▶ **Aim of the exercise**: Gather from the listing below each line that includes the word "Closing", and copy it.

▶ **Given records**:
+---+

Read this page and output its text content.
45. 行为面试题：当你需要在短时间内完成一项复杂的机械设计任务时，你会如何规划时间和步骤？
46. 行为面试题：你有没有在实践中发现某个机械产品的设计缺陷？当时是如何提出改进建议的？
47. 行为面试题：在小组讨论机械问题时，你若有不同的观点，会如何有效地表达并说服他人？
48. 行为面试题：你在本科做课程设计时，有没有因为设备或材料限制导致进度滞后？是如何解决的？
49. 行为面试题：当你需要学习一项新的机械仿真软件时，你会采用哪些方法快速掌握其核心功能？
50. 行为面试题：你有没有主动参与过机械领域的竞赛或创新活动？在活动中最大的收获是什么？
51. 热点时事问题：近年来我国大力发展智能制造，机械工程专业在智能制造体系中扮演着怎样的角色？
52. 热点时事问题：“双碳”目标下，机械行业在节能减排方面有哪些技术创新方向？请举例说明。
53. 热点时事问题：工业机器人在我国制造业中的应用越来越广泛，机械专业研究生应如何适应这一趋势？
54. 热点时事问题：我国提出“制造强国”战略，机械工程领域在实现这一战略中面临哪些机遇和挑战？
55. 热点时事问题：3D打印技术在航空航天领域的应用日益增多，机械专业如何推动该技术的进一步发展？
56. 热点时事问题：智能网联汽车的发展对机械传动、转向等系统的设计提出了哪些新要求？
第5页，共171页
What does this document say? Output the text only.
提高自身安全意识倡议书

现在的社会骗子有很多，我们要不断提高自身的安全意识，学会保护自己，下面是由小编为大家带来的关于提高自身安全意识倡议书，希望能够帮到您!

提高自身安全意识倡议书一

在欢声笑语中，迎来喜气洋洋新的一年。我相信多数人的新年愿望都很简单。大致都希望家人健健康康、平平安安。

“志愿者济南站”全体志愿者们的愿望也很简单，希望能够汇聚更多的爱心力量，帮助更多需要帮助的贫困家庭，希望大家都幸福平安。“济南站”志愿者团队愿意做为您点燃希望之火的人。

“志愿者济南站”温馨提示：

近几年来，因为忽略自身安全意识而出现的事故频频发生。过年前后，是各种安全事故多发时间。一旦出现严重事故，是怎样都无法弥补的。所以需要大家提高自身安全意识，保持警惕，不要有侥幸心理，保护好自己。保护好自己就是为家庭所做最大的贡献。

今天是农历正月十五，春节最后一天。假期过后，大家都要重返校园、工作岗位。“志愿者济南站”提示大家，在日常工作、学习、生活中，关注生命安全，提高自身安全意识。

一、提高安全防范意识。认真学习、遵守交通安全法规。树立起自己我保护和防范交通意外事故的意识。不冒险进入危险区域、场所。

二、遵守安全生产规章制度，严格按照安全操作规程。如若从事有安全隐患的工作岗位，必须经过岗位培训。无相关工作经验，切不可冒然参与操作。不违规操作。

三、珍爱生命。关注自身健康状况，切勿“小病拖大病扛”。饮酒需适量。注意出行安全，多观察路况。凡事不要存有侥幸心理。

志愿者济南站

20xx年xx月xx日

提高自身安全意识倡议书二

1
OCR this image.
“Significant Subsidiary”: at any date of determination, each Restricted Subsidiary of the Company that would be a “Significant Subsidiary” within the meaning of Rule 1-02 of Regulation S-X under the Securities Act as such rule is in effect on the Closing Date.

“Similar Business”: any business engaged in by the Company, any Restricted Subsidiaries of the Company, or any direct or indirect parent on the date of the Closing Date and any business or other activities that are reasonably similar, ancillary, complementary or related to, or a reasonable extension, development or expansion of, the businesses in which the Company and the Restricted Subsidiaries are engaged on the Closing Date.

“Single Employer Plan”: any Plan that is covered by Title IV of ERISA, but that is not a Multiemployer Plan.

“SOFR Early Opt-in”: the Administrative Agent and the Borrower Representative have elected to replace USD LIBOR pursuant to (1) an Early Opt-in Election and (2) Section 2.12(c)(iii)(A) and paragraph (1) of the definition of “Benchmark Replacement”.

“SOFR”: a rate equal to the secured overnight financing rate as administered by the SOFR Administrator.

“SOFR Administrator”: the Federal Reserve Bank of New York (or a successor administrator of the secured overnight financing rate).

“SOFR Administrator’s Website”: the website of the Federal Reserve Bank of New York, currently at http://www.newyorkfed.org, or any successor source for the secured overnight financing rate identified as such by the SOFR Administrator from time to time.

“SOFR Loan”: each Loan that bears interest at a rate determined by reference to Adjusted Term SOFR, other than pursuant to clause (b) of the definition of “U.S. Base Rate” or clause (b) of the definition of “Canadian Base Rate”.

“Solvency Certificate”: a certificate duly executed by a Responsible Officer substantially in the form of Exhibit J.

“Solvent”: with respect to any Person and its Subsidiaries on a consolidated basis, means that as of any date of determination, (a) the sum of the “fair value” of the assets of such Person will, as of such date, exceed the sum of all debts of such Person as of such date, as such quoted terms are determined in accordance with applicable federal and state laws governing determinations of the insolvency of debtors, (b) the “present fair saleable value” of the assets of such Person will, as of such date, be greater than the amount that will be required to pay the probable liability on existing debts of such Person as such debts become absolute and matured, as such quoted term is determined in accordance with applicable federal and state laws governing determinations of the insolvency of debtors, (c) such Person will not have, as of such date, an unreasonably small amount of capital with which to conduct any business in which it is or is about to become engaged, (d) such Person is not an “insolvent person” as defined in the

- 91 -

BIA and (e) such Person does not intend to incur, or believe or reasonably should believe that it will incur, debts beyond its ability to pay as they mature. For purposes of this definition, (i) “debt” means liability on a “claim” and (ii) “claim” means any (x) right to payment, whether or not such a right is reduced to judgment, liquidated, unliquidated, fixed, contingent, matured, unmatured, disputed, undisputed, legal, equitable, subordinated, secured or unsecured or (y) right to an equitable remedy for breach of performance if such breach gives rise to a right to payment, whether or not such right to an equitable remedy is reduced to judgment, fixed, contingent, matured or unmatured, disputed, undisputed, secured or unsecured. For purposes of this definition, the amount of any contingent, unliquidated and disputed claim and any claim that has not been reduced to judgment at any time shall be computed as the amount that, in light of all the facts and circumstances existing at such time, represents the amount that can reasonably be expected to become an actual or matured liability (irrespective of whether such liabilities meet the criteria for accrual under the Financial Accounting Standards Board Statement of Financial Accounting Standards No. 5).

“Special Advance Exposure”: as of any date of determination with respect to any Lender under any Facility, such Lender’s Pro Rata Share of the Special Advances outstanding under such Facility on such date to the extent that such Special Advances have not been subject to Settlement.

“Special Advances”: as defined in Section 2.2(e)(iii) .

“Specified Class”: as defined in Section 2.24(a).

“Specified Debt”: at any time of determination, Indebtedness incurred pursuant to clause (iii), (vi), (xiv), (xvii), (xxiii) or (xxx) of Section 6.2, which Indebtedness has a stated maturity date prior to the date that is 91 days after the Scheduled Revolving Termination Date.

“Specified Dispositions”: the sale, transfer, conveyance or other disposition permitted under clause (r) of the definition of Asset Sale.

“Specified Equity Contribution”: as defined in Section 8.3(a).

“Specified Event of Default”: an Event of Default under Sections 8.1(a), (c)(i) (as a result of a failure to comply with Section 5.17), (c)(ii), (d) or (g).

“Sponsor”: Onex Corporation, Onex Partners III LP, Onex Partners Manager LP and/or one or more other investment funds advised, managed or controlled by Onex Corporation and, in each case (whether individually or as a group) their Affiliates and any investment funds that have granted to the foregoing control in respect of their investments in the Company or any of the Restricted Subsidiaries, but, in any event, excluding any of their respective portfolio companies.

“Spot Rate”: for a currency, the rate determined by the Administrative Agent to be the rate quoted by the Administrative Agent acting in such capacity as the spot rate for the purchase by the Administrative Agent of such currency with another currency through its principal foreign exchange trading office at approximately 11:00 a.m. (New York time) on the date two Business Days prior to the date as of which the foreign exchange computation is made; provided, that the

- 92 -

+---+

▶ **Solved exercise**:
“Significant Subsidiary”: at any date of determination, each Restricted Subsidiary of the Company that would be a “Significant Subsidiary” within the meaning of Rule 1-02 of Regulation S-X under the Securities Act as such rule is in effect on the Closing Date.
“Similar Business”: any business engaged in by the Company, any Restricted Subsidiaries of the Company, or any direct or indirect parent on the date of the Closing Date and any business or other activities that are reasonably similar, ancillary, complementary or related to, or a reasonable extension, development or expansion of, the businesses in which the Company and the Restricted Subsidiaries are engaged on the Closing Date.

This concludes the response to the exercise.